[Request]
For each statement below, say yes or no on whether the sketch of James Bennett Wooding that follows agrees with it, and quote the words from the sketch that decide it: (a) Wooding's father was born in London. (b) Wooding married Marion Courtenay Beck in 1930. (c) Wooding died in Springfield, Illinois.

[Article]

* * * * * * *

Author, Publisher, Real Estate Agent
Born December 27, 1897, Springfield, Illinois
Died August 22, 1954, San Antonio, Texas
James Bennett Wooding was born on December 27, 1897, in Springfield, Illinois, to Daniel James Wooding, a London-born publisher and real estate developer, and Augusta C. (Bennett) Wooding, whose father was also involved in real estate. Wooding attended Peacock Military College in San Antonio, Texas, at around the time of the First World War. In 1925, he married Marion Courtenay Beck. Like his father, Wooding was a magazine publisher. After his father died in 1930, Wooding seems to have put publishing behind him and became a real estate agent. He was employed in that field until his own death, which came on August 22, 1954, in San Antonio.

* * * * * * *

[Material provided]
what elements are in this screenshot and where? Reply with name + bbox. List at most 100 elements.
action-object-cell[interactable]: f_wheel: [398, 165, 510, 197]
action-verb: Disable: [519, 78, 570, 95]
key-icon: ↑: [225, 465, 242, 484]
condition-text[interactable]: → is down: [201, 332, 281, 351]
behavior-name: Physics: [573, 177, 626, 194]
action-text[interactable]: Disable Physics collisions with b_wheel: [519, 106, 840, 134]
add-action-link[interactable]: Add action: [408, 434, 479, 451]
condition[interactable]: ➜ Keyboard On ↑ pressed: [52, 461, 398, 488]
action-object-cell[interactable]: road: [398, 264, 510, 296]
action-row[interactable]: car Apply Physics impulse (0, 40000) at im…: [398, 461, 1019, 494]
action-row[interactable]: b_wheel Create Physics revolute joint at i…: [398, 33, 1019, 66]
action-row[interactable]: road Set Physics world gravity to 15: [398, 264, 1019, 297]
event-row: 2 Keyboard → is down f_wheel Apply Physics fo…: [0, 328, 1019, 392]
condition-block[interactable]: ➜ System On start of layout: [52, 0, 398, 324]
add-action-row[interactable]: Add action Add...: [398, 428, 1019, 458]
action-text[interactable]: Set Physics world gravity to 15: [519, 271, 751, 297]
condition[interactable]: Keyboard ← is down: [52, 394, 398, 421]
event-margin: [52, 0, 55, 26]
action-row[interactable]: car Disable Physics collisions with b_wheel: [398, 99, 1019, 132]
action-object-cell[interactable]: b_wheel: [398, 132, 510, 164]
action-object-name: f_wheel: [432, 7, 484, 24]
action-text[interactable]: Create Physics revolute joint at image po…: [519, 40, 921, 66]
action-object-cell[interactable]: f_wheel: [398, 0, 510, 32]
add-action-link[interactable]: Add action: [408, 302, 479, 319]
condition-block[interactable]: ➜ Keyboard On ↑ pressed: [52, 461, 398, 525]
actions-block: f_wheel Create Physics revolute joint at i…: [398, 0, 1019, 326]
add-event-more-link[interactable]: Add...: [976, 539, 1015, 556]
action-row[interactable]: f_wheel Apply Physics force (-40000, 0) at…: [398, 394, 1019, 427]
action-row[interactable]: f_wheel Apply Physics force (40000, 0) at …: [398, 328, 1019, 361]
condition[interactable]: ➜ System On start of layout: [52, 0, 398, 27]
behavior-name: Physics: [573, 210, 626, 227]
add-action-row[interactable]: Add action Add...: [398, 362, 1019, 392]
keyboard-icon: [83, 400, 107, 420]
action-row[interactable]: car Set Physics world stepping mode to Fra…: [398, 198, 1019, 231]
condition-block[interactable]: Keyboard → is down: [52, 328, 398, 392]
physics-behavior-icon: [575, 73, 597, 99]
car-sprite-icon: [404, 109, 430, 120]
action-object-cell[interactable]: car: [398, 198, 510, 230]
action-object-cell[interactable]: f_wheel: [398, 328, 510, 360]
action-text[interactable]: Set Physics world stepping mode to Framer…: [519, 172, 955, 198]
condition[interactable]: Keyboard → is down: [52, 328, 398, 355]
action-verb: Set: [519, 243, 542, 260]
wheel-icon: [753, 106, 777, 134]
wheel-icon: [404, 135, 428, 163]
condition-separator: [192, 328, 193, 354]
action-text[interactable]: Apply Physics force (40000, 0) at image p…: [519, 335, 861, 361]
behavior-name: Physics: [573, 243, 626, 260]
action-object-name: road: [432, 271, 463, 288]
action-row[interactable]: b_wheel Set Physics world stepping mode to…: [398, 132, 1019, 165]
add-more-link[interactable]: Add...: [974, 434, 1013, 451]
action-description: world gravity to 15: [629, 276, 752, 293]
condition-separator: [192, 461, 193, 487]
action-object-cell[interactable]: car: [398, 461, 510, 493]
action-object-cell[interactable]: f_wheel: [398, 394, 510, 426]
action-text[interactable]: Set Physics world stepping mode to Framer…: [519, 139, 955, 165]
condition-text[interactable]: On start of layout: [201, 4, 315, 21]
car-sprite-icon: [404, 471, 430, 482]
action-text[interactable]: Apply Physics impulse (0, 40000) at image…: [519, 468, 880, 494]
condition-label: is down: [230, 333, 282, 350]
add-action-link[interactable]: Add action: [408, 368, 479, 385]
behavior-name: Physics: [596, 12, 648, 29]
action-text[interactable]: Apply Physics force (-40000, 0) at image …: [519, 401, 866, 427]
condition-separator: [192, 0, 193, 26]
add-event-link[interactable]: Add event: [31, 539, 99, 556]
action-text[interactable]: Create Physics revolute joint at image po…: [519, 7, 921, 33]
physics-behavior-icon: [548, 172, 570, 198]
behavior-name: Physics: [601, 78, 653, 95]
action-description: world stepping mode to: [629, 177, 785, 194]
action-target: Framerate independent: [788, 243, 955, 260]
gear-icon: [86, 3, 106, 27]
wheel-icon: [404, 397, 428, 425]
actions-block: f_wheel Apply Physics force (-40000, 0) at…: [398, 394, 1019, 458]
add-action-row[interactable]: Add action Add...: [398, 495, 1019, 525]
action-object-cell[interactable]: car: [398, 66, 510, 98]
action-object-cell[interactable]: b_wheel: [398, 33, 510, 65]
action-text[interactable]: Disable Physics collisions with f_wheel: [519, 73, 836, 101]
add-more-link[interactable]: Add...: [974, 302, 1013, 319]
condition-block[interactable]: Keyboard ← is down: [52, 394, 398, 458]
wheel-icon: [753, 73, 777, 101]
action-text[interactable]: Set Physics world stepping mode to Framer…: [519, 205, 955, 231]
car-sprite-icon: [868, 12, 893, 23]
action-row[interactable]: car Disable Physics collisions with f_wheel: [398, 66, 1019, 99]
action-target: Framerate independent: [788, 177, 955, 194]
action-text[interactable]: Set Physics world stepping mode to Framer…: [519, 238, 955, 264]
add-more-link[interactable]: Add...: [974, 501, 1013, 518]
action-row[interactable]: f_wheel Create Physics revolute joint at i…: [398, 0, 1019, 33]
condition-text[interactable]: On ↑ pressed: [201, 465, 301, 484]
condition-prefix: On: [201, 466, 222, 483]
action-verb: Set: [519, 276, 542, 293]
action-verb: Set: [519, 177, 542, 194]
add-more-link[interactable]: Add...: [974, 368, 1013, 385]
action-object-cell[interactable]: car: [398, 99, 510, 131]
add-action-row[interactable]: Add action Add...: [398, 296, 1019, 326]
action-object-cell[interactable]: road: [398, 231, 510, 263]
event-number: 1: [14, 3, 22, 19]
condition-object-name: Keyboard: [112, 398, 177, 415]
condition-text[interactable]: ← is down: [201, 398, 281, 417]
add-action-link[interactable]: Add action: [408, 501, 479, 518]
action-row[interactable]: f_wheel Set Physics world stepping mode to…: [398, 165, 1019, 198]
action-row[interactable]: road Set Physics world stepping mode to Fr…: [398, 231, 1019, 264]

* * * * * * *

[The completed task]
(a) Yes: "Daniel James Wooding, a London-born publisher and real estate developer"
(b) No: "In 1925, he married Marion Courtenay Beck."
(c) No: "which came on August 22, 1954, in San Antonio"